# Requirements:
Retype all of the data exactly as given.

# Data entries:

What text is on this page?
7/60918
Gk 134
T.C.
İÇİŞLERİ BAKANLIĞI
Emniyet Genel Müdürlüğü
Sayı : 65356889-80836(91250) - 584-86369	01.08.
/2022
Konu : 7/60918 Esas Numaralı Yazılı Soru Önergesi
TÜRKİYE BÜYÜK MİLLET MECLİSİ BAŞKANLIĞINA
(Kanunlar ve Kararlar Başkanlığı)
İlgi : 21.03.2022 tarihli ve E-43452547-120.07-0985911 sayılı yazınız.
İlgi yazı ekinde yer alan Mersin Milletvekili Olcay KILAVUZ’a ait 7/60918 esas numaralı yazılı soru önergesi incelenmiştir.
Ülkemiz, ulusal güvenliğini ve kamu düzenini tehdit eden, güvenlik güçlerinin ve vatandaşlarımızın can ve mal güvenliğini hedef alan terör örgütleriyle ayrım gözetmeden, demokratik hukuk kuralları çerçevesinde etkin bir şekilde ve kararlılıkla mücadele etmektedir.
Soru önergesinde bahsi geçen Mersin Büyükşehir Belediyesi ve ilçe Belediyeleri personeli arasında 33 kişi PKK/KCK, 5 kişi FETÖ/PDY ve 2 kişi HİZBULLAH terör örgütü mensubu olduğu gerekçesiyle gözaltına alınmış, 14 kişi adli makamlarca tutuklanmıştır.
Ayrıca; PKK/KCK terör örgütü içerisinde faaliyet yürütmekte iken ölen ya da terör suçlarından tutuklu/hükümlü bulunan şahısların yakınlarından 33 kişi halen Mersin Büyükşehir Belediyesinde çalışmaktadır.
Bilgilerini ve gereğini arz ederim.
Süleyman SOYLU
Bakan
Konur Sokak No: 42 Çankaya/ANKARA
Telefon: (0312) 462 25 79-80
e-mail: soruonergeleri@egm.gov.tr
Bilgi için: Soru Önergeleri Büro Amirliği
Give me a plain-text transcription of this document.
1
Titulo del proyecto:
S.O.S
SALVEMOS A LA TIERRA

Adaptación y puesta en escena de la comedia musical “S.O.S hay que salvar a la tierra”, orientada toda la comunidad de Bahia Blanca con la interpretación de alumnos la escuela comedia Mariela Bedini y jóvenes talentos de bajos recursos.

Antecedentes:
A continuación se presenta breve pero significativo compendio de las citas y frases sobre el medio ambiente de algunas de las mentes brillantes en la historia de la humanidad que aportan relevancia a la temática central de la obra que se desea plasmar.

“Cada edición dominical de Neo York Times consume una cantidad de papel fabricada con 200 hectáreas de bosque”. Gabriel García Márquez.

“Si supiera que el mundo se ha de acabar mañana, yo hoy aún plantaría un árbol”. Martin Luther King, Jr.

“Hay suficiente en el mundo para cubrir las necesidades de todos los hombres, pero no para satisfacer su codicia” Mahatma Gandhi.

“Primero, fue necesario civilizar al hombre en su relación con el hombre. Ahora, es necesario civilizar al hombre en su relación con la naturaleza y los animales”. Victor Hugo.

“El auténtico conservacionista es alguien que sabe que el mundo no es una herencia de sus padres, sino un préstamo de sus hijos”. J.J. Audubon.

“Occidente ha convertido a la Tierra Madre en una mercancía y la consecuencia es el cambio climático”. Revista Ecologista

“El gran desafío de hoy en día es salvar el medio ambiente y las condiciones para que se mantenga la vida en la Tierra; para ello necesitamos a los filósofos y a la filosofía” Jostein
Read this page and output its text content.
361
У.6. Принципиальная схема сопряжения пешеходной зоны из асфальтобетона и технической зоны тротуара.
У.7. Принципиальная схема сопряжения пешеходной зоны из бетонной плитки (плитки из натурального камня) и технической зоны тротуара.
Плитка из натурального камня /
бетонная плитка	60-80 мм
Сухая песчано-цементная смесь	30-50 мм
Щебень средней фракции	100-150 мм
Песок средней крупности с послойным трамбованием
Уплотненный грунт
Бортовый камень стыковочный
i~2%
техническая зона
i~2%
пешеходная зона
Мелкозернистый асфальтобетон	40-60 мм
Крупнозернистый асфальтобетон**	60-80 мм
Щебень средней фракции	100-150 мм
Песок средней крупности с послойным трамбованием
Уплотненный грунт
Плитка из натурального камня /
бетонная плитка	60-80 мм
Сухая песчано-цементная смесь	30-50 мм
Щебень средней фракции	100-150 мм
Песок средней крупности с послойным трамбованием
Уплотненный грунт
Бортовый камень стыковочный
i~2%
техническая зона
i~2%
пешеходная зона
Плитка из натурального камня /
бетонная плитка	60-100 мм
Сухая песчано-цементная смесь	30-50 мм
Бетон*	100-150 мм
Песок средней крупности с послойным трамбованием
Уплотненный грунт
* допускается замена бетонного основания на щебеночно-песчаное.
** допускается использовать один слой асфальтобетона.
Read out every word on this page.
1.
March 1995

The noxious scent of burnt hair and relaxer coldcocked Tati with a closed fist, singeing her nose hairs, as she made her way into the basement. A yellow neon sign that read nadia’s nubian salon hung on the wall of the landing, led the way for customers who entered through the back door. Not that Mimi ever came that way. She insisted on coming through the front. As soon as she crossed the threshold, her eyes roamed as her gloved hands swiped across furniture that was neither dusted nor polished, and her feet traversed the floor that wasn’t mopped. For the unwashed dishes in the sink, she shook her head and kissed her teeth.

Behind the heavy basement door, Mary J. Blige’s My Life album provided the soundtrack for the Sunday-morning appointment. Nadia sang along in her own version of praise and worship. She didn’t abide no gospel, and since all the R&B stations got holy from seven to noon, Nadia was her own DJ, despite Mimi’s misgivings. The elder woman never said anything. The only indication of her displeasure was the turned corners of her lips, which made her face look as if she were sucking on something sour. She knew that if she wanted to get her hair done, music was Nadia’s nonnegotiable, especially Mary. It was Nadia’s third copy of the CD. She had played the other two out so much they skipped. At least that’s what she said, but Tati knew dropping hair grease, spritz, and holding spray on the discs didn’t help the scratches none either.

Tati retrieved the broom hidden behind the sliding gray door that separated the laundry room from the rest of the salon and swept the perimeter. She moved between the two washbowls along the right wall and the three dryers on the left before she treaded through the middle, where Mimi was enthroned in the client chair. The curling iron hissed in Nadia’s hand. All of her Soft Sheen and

# Output of the exercise:
What text is on this page?
7/60918
Gk 134
T.C.
İÇİŞLERİ BAKANLIĞI
Emniyet Genel Müdürlüğü
Sayı : 65356889-80836(91250) - 584-86369	01.08.
/2022
Konu : 7/60918 Esas Numaralı Yazılı Soru Önergesi
TÜRKİYE BÜYÜK MİLLET MECLİSİ BAŞKANLIĞINA
(Kanunlar ve Kararlar Başkanlığı)
İlgi : 21.03.2022 tarihli ve E-43452547-120.07-0985911 sayılı yazınız.
İlgi yazı ekinde yer alan Mersin Milletvekili Olcay KILAVUZ’a ait 7/60918 esas numaralı yazılı soru önergesi incelenmiştir.
Ülkemiz, ulusal güvenliğini ve kamu düzenini tehdit eden, güvenlik güçlerinin ve vatandaşlarımızın can ve mal güvenliğini hedef alan terör örgütleriyle ayrım gözetmeden, demokratik hukuk kuralları çerçevesinde etkin bir şekilde ve kararlılıkla mücadele etmektedir.
Soru önergesinde bahsi geçen Mersin Büyükşehir Belediyesi ve ilçe Belediyeleri personeli arasında 33 kişi PKK/KCK, 5 kişi FETÖ/PDY ve 2 kişi HİZBULLAH terör örgütü mensubu olduğu gerekçesiyle gözaltına alınmış, 14 kişi adli makamlarca tutuklanmıştır.
Ayrıca; PKK/KCK terör örgütü içerisinde faaliyet yürütmekte iken ölen ya da terör suçlarından tutuklu/hükümlü bulunan şahısların yakınlarından 33 kişi halen Mersin Büyükşehir Belediyesinde çalışmaktadır.
Bilgilerini ve gereğini arz ederim.
Süleyman SOYLU
Bakan
Konur Sokak No: 42 Çankaya/ANKARA
Telefon: (0312) 462 25 79-80
e-mail: soruonergeleri@egm.gov.tr
Bilgi için: Soru Önergeleri Büro Amirliği
Give me a plain-text transcription of this document.
1
Titulo del proyecto:
S.O.S
SALVEMOS A LA TIERRA

Adaptación y puesta en escena de la comedia musical “S.O.S hay que salvar a la tierra”, orientada toda la comunidad de Bahia Blanca con la interpretación de alumnos la escuela comedia Mariela Bedini y jóvenes talentos de bajos recursos.

Antecedentes:
A continuación se presenta breve pero significativo compendio de las citas y frases sobre el medio ambiente de algunas de las mentes brillantes en la historia de la humanidad que aportan relevancia a la temática central de la obra que se desea plasmar.

“Cada edición dominical de Neo York Times consume una cantidad de papel fabricada con 200 hectáreas de bosque”. Gabriel García Márquez.

“Si supiera que el mundo se ha de acabar mañana, yo hoy aún plantaría un árbol”. Martin Luther King, Jr.

“Hay suficiente en el mundo para cubrir las necesidades de todos los hombres, pero no para satisfacer su codicia” Mahatma Gandhi.

“Primero, fue necesario civilizar al hombre en su relación con el hombre. Ahora, es necesario civilizar al hombre en su relación con la naturaleza y los animales”. Victor Hugo.

“El auténtico conservacionista es alguien que sabe que el mundo no es una herencia de sus padres, sino un préstamo de sus hijos”. J.J. Audubon.

“Occidente ha convertido a la Tierra Madre en una mercancía y la consecuencia es el cambio climático”. Revista Ecologista

“El gran desafío de hoy en día es salvar el medio ambiente y las condiciones para que se mantenga la vida en la Tierra; para ello necesitamos a los filósofos y a la filosofía” Jostein
Read this page and output its text content.
361
У.6. Принципиальная схема сопряжения пешеходной зоны из асфальтобетона и технической зоны тротуара.
У.7. Принципиальная схема сопряжения пешеходной зоны из бетонной плитки (плитки из натурального камня) и технической зоны тротуара.
Плитка из натурального камня /
бетонная плитка	60-80 мм
Сухая песчано-цементная смесь	30-50 мм
Щебень средней фракции	100-150 мм
Песок средней крупности с послойным трамбованием
Уплотненный грунт
Бортовый камень стыковочный
i~2%
техническая зона
i~2%
пешеходная зона
Мелкозернистый асфальтобетон	40-60 мм
Крупнозернистый асфальтобетон**	60-80 мм
Щебень средней фракции	100-150 мм
Песок средней крупности с послойным трамбованием
Уплотненный грунт
Плитка из натурального камня /
бетонная плитка	60-80 мм
Сухая песчано-цементная смесь	30-50 мм
Щебень средней фракции	100-150 мм
Песок средней крупности с послойным трамбованием
Уплотненный грунт
Бортовый камень стыковочный
i~2%
техническая зона
i~2%
пешеходная зона
Плитка из натурального камня /
бетонная плитка	60-100 мм
Сухая песчано-цементная смесь	30-50 мм
Бетон*	100-150 мм
Песок средней крупности с послойным трамбованием
Уплотненный грунт
* допускается замена бетонного основания на щебеночно-песчаное.
** допускается использовать один слой асфальтобетона.
Read out every word on this page.
1.
March 1995

The noxious scent of burnt hair and relaxer coldcocked Tati with a closed fist, singeing her nose hairs, as she made her way into the basement. A yellow neon sign that read nadia’s nubian salon hung on the wall of the landing, led the way for customers who entered through the back door. Not that Mimi ever came that way. She insisted on coming through the front. As soon as she crossed the threshold, her eyes roamed as her gloved hands swiped across furniture that was neither dusted nor polished, and her feet traversed the floor that wasn’t mopped. For the unwashed dishes in the sink, she shook her head and kissed her teeth.

Behind the heavy basement door, Mary J. Blige’s My Life album provided the soundtrack for the Sunday-morning appointment. Nadia sang along in her own version of praise and worship. She didn’t abide no gospel, and since all the R&B stations got holy from seven to noon, Nadia was her own DJ, despite Mimi’s misgivings. The elder woman never said anything. The only indication of her displeasure was the turned corners of her lips, which made her face look as if she were sucking on something sour. She knew that if she wanted to get her hair done, music was Nadia’s nonnegotiable, especially Mary. It was Nadia’s third copy of the CD. She had played the other two out so much they skipped. At least that’s what she said, but Tati knew dropping hair grease, spritz, and holding spray on the discs didn’t help the scratches none either.

Tati retrieved the broom hidden behind the sliding gray door that separated the laundry room from the rest of the salon and swept the perimeter. She moved between the two washbowls along the right wall and the three dryers on the left before she treaded through the middle, where Mimi was enthroned in the client chair. The curling iron hissed in Nadia’s hand. All of her Soft Sheen and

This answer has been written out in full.